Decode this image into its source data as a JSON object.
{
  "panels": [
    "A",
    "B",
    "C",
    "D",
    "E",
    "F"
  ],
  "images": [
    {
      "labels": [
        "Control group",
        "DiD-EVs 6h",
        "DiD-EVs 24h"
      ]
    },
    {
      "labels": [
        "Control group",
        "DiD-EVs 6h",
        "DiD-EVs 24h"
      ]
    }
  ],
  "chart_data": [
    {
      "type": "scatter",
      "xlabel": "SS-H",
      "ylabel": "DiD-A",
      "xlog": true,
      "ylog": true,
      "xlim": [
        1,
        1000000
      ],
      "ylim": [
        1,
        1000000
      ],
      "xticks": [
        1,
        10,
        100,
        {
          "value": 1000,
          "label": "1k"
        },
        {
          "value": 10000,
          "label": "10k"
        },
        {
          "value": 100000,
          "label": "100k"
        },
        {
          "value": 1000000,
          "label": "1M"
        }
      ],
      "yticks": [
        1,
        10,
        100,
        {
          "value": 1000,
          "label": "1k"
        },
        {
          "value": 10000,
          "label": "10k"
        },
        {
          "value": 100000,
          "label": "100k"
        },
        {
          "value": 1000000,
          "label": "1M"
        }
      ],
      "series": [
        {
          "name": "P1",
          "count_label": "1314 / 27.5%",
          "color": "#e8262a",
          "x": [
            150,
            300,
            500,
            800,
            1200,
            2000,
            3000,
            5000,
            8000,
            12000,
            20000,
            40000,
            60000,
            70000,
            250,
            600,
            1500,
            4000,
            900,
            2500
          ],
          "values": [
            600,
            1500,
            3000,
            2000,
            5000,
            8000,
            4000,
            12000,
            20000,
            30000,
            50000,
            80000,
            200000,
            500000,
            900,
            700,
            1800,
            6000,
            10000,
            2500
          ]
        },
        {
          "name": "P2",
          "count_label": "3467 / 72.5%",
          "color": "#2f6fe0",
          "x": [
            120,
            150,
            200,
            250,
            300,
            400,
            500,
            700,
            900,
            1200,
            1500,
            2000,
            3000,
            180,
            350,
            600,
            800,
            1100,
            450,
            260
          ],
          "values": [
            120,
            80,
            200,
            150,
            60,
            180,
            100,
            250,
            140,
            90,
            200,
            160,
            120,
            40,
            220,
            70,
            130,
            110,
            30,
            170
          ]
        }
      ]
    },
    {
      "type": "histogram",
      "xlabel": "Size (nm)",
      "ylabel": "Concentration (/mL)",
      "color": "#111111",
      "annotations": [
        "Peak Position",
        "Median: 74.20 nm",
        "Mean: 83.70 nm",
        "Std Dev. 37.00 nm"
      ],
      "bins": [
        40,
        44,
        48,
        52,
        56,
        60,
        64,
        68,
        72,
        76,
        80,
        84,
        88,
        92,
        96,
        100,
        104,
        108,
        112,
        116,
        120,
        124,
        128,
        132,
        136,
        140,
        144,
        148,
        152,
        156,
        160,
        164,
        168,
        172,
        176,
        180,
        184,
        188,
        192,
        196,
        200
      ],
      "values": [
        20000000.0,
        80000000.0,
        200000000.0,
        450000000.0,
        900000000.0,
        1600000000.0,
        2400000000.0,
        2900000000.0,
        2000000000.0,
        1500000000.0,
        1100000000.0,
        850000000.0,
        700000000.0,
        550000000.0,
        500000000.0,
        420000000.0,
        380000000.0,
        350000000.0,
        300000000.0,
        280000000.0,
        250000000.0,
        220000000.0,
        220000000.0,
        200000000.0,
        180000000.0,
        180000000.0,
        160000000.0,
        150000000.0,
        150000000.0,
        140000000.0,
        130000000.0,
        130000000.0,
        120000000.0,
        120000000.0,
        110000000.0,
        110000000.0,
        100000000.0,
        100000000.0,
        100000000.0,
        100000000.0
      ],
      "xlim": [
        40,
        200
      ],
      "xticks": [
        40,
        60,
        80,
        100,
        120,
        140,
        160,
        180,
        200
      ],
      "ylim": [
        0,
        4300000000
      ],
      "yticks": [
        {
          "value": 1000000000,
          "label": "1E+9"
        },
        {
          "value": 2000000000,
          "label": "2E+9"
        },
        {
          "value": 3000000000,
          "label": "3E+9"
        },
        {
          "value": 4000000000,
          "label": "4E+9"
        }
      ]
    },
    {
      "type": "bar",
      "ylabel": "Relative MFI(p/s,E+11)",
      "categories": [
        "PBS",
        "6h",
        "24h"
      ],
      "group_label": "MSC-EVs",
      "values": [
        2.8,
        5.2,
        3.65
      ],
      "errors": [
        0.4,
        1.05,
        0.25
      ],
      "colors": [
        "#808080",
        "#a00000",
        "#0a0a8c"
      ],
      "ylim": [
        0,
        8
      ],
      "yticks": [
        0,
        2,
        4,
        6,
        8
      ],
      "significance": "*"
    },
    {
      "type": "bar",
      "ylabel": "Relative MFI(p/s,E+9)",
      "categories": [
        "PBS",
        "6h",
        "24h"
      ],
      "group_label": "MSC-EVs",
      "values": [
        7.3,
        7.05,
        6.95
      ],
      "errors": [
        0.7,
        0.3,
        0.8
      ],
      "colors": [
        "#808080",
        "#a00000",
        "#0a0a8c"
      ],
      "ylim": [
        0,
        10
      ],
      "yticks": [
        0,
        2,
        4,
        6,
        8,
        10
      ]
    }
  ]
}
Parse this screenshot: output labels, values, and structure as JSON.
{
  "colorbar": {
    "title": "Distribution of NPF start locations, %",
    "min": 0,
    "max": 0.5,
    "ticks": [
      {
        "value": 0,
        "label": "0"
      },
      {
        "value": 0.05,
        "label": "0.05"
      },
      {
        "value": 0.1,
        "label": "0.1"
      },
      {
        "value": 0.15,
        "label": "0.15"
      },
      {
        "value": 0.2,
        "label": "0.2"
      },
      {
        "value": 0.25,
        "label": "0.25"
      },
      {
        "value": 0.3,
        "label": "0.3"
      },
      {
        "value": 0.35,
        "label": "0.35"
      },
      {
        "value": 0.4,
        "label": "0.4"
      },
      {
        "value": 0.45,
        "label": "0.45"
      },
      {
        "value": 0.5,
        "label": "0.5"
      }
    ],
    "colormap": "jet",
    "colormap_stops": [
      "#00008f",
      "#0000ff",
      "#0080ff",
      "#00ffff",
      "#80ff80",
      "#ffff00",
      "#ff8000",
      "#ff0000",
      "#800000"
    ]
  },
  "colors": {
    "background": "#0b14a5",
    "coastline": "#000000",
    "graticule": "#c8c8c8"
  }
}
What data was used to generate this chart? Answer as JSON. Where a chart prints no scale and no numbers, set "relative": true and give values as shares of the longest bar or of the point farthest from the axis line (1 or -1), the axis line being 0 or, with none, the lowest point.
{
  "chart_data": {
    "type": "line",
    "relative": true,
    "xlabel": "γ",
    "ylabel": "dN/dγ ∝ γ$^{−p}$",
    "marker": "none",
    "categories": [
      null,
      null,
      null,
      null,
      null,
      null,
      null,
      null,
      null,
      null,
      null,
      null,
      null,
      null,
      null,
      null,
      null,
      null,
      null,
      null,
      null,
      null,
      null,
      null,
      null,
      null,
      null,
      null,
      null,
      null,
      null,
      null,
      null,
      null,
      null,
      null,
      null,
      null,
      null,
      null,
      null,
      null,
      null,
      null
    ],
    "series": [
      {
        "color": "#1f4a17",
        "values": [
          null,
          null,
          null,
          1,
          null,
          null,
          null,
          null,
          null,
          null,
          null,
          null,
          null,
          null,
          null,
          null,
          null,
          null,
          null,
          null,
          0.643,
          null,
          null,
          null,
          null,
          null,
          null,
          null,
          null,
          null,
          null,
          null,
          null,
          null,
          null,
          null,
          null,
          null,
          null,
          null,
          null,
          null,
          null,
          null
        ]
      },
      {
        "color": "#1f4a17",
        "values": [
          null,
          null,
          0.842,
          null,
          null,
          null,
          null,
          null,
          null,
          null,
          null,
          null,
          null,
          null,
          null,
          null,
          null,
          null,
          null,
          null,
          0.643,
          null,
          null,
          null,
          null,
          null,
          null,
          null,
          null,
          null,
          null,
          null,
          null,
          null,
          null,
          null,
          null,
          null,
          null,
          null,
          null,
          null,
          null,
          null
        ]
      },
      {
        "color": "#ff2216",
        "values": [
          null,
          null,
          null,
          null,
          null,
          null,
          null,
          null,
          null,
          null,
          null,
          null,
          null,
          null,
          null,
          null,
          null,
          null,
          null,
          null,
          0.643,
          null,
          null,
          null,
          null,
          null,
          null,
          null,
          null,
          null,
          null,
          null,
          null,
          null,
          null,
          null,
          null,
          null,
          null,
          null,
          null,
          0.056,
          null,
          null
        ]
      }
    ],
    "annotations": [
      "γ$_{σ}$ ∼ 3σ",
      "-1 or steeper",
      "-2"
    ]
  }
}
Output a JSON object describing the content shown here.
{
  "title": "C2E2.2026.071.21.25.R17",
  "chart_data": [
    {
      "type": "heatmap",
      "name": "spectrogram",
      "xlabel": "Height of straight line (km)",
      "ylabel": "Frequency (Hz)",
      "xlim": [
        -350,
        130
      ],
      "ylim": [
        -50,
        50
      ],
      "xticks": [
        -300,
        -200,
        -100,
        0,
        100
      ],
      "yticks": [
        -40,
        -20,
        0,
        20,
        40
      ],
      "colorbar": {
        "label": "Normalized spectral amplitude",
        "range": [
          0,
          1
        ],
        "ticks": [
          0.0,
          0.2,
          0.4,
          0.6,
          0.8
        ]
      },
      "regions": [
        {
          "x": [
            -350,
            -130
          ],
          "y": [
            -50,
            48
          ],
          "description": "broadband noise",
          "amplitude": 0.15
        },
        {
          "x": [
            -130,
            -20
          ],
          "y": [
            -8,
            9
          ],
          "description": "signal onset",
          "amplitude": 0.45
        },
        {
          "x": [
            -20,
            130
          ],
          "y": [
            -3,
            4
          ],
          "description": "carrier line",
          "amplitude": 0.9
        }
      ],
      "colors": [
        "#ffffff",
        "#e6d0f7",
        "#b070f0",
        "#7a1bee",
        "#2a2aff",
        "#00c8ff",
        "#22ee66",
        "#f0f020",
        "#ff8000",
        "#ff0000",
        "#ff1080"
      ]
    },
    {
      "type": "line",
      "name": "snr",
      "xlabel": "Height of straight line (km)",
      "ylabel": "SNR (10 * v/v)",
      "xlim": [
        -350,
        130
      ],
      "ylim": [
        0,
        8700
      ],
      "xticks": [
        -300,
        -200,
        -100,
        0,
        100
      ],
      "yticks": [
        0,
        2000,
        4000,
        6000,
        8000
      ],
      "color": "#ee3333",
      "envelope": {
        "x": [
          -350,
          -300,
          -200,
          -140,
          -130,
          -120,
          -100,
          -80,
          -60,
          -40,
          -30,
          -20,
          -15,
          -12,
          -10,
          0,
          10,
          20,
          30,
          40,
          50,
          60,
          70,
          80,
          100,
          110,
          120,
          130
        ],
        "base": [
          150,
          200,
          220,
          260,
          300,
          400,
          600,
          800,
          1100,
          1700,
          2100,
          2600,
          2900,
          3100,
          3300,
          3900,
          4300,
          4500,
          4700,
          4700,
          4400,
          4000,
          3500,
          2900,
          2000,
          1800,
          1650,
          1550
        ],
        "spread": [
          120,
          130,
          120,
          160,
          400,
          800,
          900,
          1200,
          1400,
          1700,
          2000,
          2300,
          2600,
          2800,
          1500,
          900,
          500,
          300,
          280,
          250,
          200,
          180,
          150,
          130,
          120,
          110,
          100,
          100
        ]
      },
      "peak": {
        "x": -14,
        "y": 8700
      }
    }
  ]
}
=-=-=-=-=
Work to do – Check every line of the entries above for the word "none" and report how many lines contain it, giving the number only.

Solved problem – 2